>> begin RECORDS PROVIDED

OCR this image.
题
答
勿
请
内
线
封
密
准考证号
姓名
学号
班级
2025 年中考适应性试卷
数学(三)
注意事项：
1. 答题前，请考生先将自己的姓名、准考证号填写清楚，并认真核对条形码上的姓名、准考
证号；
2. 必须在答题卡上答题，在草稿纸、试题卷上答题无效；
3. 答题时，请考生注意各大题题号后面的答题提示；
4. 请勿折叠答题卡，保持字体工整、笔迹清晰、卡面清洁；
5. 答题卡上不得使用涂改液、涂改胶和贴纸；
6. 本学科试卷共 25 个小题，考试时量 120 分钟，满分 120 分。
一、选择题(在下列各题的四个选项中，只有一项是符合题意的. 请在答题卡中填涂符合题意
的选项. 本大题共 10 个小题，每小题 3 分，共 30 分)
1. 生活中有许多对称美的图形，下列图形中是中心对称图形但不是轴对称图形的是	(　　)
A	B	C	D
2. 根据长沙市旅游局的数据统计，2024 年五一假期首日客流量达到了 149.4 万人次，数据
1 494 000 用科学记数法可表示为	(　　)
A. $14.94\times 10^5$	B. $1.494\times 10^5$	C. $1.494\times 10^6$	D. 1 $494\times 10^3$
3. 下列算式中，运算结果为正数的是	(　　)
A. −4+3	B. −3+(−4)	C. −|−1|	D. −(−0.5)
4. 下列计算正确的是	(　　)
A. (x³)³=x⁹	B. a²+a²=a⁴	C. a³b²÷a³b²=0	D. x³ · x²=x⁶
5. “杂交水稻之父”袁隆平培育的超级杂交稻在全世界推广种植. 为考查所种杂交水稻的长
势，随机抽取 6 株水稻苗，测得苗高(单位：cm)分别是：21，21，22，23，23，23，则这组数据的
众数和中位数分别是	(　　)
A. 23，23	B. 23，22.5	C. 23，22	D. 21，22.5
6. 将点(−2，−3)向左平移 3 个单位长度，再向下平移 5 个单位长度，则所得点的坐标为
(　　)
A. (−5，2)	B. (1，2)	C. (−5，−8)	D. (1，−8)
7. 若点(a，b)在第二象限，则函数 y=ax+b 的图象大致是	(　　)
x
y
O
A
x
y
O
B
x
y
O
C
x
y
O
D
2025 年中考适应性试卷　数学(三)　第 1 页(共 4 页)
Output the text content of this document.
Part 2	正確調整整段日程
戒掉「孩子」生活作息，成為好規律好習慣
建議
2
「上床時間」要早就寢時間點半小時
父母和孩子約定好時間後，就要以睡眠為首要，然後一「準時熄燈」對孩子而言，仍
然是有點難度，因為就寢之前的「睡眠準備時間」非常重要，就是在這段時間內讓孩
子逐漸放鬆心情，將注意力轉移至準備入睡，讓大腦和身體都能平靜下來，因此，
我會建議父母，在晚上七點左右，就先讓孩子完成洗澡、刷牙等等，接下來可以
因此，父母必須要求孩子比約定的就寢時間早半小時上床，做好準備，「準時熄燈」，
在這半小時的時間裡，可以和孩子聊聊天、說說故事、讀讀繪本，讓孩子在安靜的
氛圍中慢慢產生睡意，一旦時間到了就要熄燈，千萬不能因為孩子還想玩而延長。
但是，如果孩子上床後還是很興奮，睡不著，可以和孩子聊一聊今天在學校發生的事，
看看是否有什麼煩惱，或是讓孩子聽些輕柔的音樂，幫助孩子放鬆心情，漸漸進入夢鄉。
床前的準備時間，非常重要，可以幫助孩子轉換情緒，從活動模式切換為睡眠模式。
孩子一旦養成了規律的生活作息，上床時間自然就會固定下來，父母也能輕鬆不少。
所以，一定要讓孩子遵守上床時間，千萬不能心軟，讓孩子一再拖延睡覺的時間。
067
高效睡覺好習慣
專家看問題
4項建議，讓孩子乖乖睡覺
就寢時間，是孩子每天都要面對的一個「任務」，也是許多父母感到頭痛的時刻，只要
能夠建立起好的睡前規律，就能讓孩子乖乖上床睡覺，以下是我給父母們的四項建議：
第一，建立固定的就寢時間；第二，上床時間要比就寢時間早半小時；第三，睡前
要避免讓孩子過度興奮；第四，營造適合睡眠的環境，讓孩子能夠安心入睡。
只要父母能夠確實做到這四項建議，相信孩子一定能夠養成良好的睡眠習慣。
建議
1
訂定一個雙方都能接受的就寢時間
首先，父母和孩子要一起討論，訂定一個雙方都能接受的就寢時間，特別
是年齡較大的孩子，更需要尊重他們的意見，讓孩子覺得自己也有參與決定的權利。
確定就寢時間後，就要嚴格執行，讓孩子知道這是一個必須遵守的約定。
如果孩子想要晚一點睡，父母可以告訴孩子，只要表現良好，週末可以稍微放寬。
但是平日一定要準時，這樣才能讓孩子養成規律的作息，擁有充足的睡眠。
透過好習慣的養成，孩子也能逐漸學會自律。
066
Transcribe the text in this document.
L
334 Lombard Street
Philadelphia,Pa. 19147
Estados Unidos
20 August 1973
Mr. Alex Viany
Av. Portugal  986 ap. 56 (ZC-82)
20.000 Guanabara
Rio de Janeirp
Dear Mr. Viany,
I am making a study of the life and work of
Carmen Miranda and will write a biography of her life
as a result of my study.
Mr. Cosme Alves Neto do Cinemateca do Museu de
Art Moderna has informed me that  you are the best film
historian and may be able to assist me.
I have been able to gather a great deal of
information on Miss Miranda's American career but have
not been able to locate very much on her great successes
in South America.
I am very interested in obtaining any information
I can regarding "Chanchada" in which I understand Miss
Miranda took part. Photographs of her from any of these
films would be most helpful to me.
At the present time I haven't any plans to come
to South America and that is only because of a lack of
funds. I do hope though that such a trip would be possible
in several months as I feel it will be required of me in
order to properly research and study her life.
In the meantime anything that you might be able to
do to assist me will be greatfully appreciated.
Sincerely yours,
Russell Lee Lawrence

>> end RECORDS PROVIDED

» TASK DIRECTIONS
Look for "life" and pull out every line that has it.

» OUTPUT OF THE TASK
I am making a study of the life and work of
Carmen Miranda and will write a biography of her life
order to properly research and study her life.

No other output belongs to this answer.